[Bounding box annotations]
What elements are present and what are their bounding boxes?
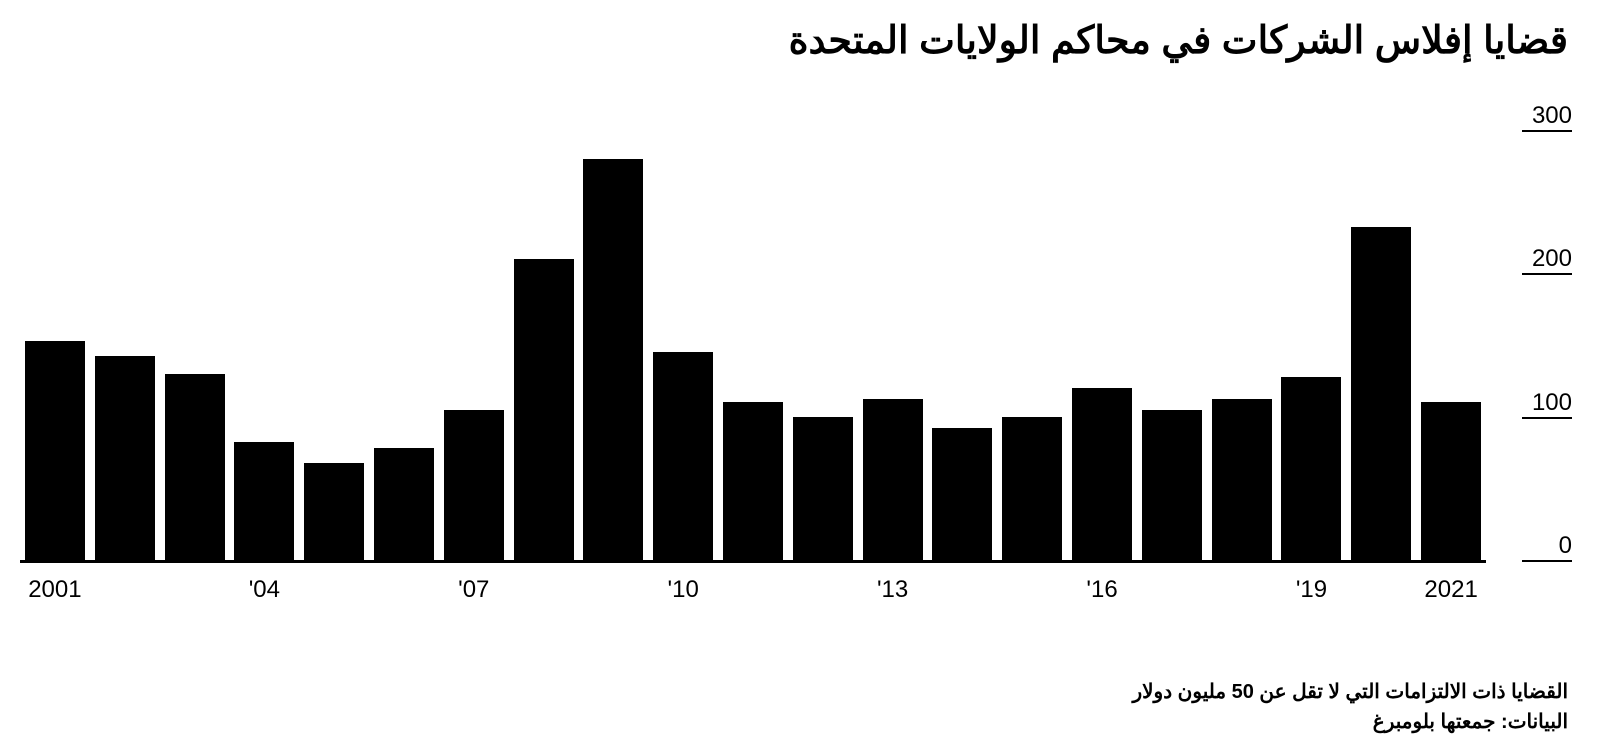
x-tick-label-2010: '10 (668, 576, 699, 604)
bar-2020 (1351, 227, 1411, 560)
y-tick-label-300: 300 (1532, 102, 1572, 130)
y-tick-mark-300 (1522, 130, 1572, 132)
chart-footnote: القضايا ذات الالتزامات التي لا تقل عن 50… (1132, 677, 1568, 737)
bar-2007 (444, 410, 504, 561)
footnote-line-1: القضايا ذات الالتزامات التي لا تقل عن 50… (1132, 677, 1568, 707)
bar-2006 (374, 448, 434, 560)
bar-2013 (863, 399, 923, 560)
y-tick-mark-100 (1522, 417, 1572, 419)
y-tick-label-100: 100 (1532, 389, 1572, 417)
bar-2021 (1421, 402, 1481, 560)
bar-2008 (514, 259, 574, 560)
bar-2002 (95, 356, 155, 560)
bar-2009 (583, 159, 643, 560)
bar-2004 (234, 442, 294, 560)
y-tick-label-200: 200 (1532, 245, 1572, 273)
bar-2012 (793, 417, 853, 560)
y-tick-mark-0 (1522, 560, 1572, 562)
bar-2014 (932, 428, 992, 560)
x-tick-label-2007: '07 (458, 576, 489, 604)
x-tick-label-2013: '13 (877, 576, 908, 604)
bar-2015 (1002, 417, 1062, 560)
chart-container: قضايا إفلاس الشركات في محاكم الولايات ال… (0, 0, 1600, 755)
bar-2005 (304, 463, 364, 560)
footnote-line-2: البيانات: جمعتها بلومبرغ (1132, 707, 1568, 737)
y-tick-label-0: 0 (1559, 532, 1572, 560)
x-axis-baseline (20, 560, 1486, 563)
x-tick-label-2004: '04 (249, 576, 280, 604)
bar-2011 (723, 402, 783, 560)
chart-title: قضايا إفلاس الشركات في محاكم الولايات ال… (789, 18, 1568, 63)
plot-area (20, 130, 1486, 560)
bar-2017 (1142, 410, 1202, 561)
bar-2001 (25, 341, 85, 560)
x-tick-label-2019: '19 (1296, 576, 1327, 604)
x-tick-label-2016: '16 (1086, 576, 1117, 604)
y-tick-mark-200 (1522, 273, 1572, 275)
bar-2018 (1212, 399, 1272, 560)
x-tick-label-2001: 2001 (28, 576, 81, 604)
bar-2019 (1281, 377, 1341, 560)
bar-2016 (1072, 388, 1132, 560)
bar-2010 (653, 352, 713, 560)
x-tick-label-2021: 2021 (1424, 576, 1477, 604)
bar-2003 (165, 374, 225, 560)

### Exercise instructions
Please copy everything from the line containing "x-tick-label-2010: '10 (668, 576, 699, 604)" down to the line containing "bar-2008 (514, 259, 574, 560)", switching "bar-2013" to "column-2013" and keeping everything else the same.

### Task answer
x-tick-label-2010: '10 (668, 576, 699, 604)
bar-2020 (1351, 227, 1411, 560)
y-tick-label-300: 300 (1532, 102, 1572, 130)
y-tick-mark-300 (1522, 130, 1572, 132)
chart-footnote: القضايا ذات الالتزامات التي لا تقل عن 50… (1132, 677, 1568, 737)
bar-2007 (444, 410, 504, 561)
footnote-line-1: القضايا ذات الالتزامات التي لا تقل عن 50… (1132, 677, 1568, 707)
bar-2006 (374, 448, 434, 560)
column-2013 (863, 399, 923, 560)
y-tick-mark-100 (1522, 417, 1572, 419)
y-tick-label-100: 100 (1532, 389, 1572, 417)
bar-2021 (1421, 402, 1481, 560)
bar-2008 (514, 259, 574, 560)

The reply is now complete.